> **RECORDS SUPPLIED**

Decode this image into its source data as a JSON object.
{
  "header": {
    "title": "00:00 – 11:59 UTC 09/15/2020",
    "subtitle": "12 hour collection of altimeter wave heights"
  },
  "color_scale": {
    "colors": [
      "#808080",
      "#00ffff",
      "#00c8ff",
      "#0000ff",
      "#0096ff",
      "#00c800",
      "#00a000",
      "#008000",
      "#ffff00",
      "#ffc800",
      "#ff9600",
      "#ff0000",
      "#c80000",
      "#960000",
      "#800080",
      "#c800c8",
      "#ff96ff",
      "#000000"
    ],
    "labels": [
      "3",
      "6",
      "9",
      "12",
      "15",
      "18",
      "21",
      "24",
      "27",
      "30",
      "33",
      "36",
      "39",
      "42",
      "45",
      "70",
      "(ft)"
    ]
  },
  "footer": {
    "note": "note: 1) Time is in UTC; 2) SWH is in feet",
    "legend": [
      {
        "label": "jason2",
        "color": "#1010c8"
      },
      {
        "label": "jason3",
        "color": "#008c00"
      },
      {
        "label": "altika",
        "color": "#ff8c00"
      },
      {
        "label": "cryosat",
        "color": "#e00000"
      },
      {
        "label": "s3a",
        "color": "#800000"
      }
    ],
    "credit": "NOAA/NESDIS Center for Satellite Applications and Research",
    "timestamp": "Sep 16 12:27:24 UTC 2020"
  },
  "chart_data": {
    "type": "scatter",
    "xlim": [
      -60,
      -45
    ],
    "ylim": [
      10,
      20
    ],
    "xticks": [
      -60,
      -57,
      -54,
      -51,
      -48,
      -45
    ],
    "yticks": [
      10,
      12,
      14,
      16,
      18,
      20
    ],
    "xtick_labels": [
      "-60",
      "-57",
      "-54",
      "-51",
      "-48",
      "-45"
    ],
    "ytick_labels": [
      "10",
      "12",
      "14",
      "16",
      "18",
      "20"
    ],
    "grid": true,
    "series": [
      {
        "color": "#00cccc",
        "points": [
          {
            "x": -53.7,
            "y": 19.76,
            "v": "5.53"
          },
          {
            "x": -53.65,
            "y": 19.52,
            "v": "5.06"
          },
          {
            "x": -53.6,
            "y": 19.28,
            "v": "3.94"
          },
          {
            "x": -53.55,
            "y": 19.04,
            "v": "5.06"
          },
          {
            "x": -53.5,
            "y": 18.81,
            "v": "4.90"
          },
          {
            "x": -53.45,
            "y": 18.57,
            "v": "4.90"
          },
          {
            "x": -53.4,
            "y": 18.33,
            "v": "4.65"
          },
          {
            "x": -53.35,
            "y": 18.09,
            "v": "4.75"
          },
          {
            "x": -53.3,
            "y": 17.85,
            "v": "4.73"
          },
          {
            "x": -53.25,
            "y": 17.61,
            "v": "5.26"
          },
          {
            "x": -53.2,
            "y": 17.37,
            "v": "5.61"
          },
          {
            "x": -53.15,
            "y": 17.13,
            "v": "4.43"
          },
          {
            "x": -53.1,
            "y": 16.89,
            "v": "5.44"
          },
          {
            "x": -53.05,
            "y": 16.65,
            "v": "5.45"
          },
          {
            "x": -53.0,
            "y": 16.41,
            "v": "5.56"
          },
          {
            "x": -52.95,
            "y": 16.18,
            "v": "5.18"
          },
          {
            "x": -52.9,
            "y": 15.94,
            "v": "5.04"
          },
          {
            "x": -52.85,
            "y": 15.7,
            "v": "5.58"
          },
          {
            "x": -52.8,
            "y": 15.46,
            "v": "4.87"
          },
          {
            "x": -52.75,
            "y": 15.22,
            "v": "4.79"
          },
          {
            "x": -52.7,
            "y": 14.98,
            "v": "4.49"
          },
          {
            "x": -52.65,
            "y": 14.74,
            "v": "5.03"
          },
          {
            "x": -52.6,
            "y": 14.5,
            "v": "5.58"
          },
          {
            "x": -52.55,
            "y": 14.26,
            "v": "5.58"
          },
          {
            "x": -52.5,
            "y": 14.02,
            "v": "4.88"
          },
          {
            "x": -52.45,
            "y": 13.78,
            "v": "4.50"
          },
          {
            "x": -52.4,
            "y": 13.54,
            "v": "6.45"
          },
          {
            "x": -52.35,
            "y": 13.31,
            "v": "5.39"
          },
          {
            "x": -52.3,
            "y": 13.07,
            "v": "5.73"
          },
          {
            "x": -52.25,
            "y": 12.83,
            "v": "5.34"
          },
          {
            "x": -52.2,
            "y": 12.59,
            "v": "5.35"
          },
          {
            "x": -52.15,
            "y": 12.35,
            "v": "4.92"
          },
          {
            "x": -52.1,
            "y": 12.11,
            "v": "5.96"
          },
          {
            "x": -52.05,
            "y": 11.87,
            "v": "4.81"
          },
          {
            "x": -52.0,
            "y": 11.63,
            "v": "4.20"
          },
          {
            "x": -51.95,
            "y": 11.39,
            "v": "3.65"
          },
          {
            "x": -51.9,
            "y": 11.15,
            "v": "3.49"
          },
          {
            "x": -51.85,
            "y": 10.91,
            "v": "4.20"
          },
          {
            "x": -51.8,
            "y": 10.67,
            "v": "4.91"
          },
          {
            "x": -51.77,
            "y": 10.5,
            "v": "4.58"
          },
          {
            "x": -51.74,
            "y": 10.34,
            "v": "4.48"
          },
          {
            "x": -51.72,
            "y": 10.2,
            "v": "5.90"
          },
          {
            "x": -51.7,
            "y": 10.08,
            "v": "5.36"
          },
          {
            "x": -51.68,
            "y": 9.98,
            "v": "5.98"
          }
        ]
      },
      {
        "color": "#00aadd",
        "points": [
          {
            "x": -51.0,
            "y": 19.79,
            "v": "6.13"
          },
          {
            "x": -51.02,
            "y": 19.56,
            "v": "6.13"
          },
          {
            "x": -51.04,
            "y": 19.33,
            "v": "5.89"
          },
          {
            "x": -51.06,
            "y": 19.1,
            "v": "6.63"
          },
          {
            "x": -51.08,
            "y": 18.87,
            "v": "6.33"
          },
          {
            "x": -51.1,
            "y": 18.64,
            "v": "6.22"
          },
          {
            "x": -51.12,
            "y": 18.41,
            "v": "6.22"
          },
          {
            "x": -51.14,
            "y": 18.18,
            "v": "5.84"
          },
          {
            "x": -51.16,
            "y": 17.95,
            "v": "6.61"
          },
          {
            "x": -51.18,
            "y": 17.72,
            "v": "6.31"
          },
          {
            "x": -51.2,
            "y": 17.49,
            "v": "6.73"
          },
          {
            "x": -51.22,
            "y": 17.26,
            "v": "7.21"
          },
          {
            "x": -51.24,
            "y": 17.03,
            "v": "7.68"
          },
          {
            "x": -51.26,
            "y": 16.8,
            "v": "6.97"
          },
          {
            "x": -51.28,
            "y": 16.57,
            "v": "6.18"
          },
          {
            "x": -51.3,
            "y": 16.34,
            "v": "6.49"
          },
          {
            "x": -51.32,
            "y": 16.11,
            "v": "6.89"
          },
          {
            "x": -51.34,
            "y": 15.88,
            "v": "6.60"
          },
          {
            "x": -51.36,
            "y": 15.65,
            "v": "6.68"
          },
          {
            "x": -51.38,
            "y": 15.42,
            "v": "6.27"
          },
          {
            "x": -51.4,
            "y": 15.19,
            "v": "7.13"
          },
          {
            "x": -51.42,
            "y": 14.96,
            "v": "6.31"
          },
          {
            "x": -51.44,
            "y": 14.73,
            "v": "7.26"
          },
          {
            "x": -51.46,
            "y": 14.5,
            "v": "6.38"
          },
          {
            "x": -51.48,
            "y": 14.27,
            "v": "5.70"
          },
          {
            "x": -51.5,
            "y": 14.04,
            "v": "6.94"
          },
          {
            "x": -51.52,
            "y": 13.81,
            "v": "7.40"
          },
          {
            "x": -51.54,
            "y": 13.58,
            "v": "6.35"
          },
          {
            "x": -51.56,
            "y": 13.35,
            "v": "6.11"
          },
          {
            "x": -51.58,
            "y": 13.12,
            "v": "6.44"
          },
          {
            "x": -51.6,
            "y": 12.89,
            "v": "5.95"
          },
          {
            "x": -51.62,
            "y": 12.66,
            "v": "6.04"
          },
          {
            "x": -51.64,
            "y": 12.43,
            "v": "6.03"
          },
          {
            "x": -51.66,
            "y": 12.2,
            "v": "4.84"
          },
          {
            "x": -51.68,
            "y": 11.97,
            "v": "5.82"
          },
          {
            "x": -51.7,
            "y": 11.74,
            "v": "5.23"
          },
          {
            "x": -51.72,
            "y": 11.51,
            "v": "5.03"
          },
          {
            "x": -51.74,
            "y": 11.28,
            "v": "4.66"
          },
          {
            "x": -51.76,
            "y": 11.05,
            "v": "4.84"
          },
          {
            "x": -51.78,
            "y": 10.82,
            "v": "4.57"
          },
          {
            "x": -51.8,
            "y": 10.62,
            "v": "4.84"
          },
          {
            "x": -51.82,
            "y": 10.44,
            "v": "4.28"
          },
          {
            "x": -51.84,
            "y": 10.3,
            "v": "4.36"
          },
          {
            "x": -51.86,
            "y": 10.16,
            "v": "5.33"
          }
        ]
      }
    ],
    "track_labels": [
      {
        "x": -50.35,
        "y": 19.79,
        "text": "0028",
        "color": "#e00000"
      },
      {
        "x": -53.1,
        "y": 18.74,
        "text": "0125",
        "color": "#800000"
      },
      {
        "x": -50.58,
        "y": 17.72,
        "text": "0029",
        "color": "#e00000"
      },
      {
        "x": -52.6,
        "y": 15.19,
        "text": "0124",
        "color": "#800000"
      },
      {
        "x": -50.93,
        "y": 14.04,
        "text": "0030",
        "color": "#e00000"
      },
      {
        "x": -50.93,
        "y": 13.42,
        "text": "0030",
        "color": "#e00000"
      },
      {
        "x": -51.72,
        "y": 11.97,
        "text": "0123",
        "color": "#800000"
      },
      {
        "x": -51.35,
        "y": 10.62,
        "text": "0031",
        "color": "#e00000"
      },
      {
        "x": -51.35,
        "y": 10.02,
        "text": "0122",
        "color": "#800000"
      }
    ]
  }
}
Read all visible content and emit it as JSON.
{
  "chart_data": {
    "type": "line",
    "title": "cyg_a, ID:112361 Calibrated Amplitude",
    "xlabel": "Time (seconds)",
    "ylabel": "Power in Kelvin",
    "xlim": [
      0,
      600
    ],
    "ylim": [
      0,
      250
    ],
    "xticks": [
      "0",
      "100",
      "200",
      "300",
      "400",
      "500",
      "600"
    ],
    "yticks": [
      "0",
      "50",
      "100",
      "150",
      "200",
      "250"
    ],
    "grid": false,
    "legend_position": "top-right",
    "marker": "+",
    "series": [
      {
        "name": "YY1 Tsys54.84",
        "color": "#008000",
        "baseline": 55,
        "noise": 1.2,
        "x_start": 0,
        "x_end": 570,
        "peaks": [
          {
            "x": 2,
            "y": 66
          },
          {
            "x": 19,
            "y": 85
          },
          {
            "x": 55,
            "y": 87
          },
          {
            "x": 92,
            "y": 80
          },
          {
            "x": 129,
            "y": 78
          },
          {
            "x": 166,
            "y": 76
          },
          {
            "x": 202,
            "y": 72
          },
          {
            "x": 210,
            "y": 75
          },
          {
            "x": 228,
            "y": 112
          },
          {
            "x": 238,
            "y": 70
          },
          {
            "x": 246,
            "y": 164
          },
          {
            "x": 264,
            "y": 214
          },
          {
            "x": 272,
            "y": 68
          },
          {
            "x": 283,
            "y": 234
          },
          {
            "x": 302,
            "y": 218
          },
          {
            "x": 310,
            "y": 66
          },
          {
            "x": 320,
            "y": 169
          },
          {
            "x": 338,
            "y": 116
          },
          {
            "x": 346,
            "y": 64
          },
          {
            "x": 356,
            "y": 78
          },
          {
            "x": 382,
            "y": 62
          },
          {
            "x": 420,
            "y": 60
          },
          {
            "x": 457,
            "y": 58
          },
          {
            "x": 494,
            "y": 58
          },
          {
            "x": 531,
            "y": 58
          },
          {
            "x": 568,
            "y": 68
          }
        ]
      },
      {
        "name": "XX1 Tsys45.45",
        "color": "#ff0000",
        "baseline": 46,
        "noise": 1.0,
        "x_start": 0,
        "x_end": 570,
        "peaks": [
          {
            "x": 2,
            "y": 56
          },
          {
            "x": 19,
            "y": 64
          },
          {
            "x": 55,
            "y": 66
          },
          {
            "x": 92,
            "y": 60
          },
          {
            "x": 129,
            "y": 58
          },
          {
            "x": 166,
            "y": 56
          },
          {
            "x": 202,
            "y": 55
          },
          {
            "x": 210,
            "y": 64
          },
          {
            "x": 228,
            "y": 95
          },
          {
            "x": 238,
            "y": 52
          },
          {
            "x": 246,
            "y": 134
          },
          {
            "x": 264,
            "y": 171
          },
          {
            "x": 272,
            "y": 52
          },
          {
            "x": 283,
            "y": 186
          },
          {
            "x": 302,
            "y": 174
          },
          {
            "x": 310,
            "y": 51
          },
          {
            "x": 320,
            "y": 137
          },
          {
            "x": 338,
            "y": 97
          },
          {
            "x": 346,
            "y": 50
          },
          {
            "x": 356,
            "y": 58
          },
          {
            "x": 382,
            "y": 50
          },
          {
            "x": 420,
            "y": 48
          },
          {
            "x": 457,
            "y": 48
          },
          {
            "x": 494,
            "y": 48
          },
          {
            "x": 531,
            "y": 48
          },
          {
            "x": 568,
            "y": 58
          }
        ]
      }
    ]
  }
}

> **WHAT THIS TASK INVOLVES**
Count each line above in which the string "text" appears, then state only the total.

> **RESPONSE**
9